## Given request
Repeat the lines below exactly as they appear, but leave out the images.
+++ Material for this exercise +++
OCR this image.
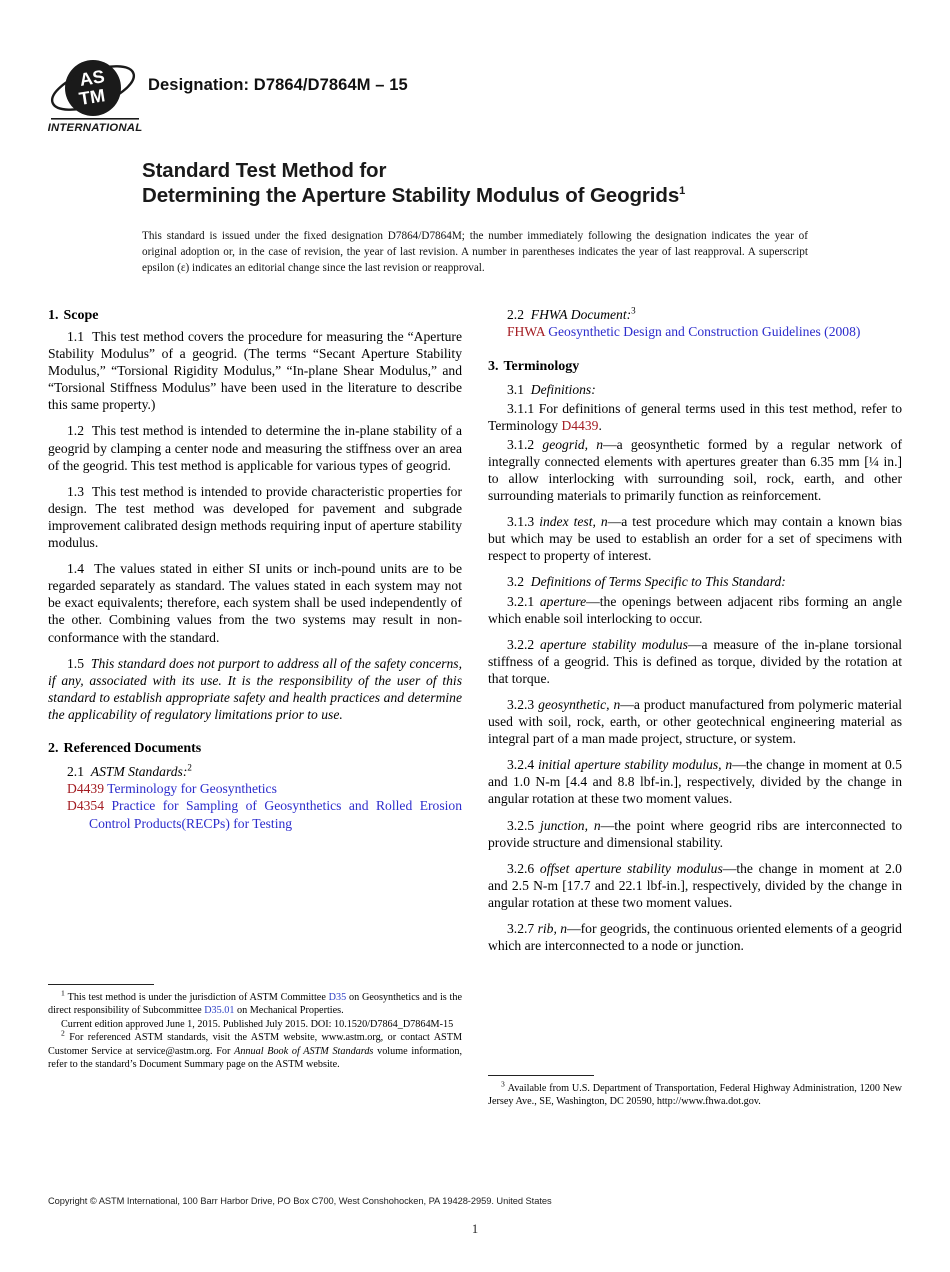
AS
TM
INTERNATIONAL
Designation: D7864/D7864M – 15
Standard Test Method for
Determining the Aperture Stability Modulus of Geogrids$^1$
This standard is issued under the fixed designation D7864/D7864M; the number immediately following the designation indicates the year of original adoption or, in the case of revision, the year of last revision. A number in parentheses indicates the year of last reapproval. A superscript epsilon (ε) indicates an editorial change since the last revision or reapproval.
1. Scope

1.1 This test method covers the procedure for measuring the “Aperture Stability Modulus” of a geogrid. (The terms “Secant Aperture Stability Modulus,” “Torsional Rigidity Modulus,” “In-plane Shear Modulus,” and “Torsional Stiffness Modulus” have been used in the literature to describe this same property.)

1.2 This test method is intended to determine the in-plane stability of a geogrid by clamping a center node and measuring the stiffness over an area of the geogrid. This test method is applicable for various types of geogrid.

1.3 This test method is intended to provide characteristic properties for design. The test method was developed for pavement and subgrade improvement calibrated design methods requiring input of aperture stability modulus.

1.4 The values stated in either SI units or inch-pound units are to be regarded separately as standard. The values stated in each system may not be exact equivalents; therefore, each system shall be used independently of the other. Combining values from the two systems may result in non-conformance with the standard.

1.5 This standard does not purport to address all of the safety concerns, if any, associated with its use. It is the responsibility of the user of this standard to establish appropriate safety and health practices and determine the applicability of regulatory limitations prior to use.

2. Referenced Documents

2.1 ASTM Standards:$^2$

D4439 Terminology for Geosynthetics

D4354 Practice for Sampling of Geosynthetics and Rolled Erosion Control Products(RECPs) for Testing

2.2 FHWA Document:$^3$

FHWA Geosynthetic Design and Construction Guidelines (2008)

3. Terminology

3.1 Definitions:

3.1.1 For definitions of general terms used in this test method, refer to Terminology D4439.

3.1.2 geogrid, n—a geosynthetic formed by a regular network of integrally connected elements with apertures greater than 6.35 mm [¼ in.] to allow interlocking with surrounding soil, rock, earth, and other surrounding materials to primarily function as reinforcement.

3.1.3 index test, n—a test procedure which may contain a known bias but which may be used to establish an order for a set of specimens with respect to property of interest.

3.2 Definitions of Terms Specific to This Standard:

3.2.1 aperture—the openings between adjacent ribs forming an angle which enable soil interlocking to occur.

3.2.2 aperture stability modulus—a measure of the in-plane torsional stiffness of a geogrid. This is defined as torque, divided by the rotation at that torque.

3.2.3 geosynthetic, n—a product manufactured from polymeric material used with soil, rock, earth, or other geotechnical engineering material as integral part of a man made project, structure, or system.

3.2.4 initial aperture stability modulus, n—the change in moment at 0.5 and 1.0 N-m [4.4 and 8.8 lbf-in.], respectively, divided by the change in angular rotation at these two moment values.

3.2.5 junction, n—the point where geogrid ribs are interconnected to provide structure and dimensional stability.

3.2.6 offset aperture stability modulus—the change in moment at 2.0 and 2.5 N-m [17.7 and 22.1 lbf-in.], respectively, divided by the change in angular rotation at these two moment values.

3.2.7 rib, n—for geogrids, the continuous oriented elements of a geogrid which are interconnected to a node or junction.

$^1$ This test method is under the jurisdiction of ASTM Committee D35 on Geosynthetics and is the direct responsibility of Subcommittee D35.01 on Mechanical Properties.

Current edition approved June 1, 2015. Published July 2015. DOI: 10.1520/D7864_D7864M-15

$^2$ For referenced ASTM standards, visit the ASTM website, www.astm.org, or contact ASTM Customer Service at service@astm.org. For Annual Book of ASTM Standards volume information, refer to the standard’s Document Summary page on the ASTM website.

$^3$ Available from U.S. Department of Transportation, Federal Highway Administration, 1200 New Jersey Ave., SE, Washington, DC 20590, http://www.fhwa.dot.gov.

Copyright © ASTM International, 100 Barr Harbor Drive, PO Box C700, West Conshohocken, PA 19428-2959. United States
1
+++
## Written solution
OCR this image.
AS
TM
INTERNATIONAL
Designation: D7864/D7864M – 15
Standard Test Method for
Determining the Aperture Stability Modulus of Geogrids$^1$
This standard is issued under the fixed designation D7864/D7864M; the number immediately following the designation indicates the year of original adoption or, in the case of revision, the year of last revision. A number in parentheses indicates the year of last reapproval. A superscript epsilon (ε) indicates an editorial change since the last revision or reapproval.
1. Scope

1.1 This test method covers the procedure for measuring the “Aperture Stability Modulus” of a geogrid. (The terms “Secant Aperture Stability Modulus,” “Torsional Rigidity Modulus,” “In-plane Shear Modulus,” and “Torsional Stiffness Modulus” have been used in the literature to describe this same property.)

1.2 This test method is intended to determine the in-plane stability of a geogrid by clamping a center node and measuring the stiffness over an area of the geogrid. This test method is applicable for various types of geogrid.

1.3 This test method is intended to provide characteristic properties for design. The test method was developed for pavement and subgrade improvement calibrated design methods requiring input of aperture stability modulus.

1.4 The values stated in either SI units or inch-pound units are to be regarded separately as standard. The values stated in each system may not be exact equivalents; therefore, each system shall be used independently of the other. Combining values from the two systems may result in non-conformance with the standard.

1.5 This standard does not purport to address all of the safety concerns, if any, associated with its use. It is the responsibility of the user of this standard to establish appropriate safety and health practices and determine the applicability of regulatory limitations prior to use.

2. Referenced Documents

2.1 ASTM Standards:$^2$

D4439 Terminology for Geosynthetics

D4354 Practice for Sampling of Geosynthetics and Rolled Erosion Control Products(RECPs) for Testing

2.2 FHWA Document:$^3$

FHWA Geosynthetic Design and Construction Guidelines (2008)

3. Terminology

3.1 Definitions:

3.1.1 For definitions of general terms used in this test method, refer to Terminology D4439.

3.1.2 geogrid, n—a geosynthetic formed by a regular network of integrally connected elements with apertures greater than 6.35 mm [¼ in.] to allow interlocking with surrounding soil, rock, earth, and other surrounding materials to primarily function as reinforcement.

3.1.3 index test, n—a test procedure which may contain a known bias but which may be used to establish an order for a set of specimens with respect to property of interest.

3.2 Definitions of Terms Specific to This Standard:

3.2.1 aperture—the openings between adjacent ribs forming an angle which enable soil interlocking to occur.

3.2.2 aperture stability modulus—a measure of the in-plane torsional stiffness of a geogrid. This is defined as torque, divided by the rotation at that torque.

3.2.3 geosynthetic, n—a product manufactured from polymeric material used with soil, rock, earth, or other geotechnical engineering material as integral part of a man made project, structure, or system.

3.2.4 initial aperture stability modulus, n—the change in moment at 0.5 and 1.0 N-m [4.4 and 8.8 lbf-in.], respectively, divided by the change in angular rotation at these two moment values.

3.2.5 junction, n—the point where geogrid ribs are interconnected to provide structure and dimensional stability.

3.2.6 offset aperture stability modulus—the change in moment at 2.0 and 2.5 N-m [17.7 and 22.1 lbf-in.], respectively, divided by the change in angular rotation at these two moment values.

3.2.7 rib, n—for geogrids, the continuous oriented elements of a geogrid which are interconnected to a node or junction.

$^1$ This test method is under the jurisdiction of ASTM Committee D35 on Geosynthetics and is the direct responsibility of Subcommittee D35.01 on Mechanical Properties.

Current edition approved June 1, 2015. Published July 2015. DOI: 10.1520/D7864_D7864M-15

$^2$ For referenced ASTM standards, visit the ASTM website, www.astm.org, or contact ASTM Customer Service at service@astm.org. For Annual Book of ASTM Standards volume information, refer to the standard’s Document Summary page on the ASTM website.

$^3$ Available from U.S. Department of Transportation, Federal Highway Administration, 1200 New Jersey Ave., SE, Washington, DC 20590, http://www.fhwa.dot.gov.

Copyright © ASTM International, 100 Barr Harbor Drive, PO Box C700, West Conshohocken, PA 19428-2959. United States
1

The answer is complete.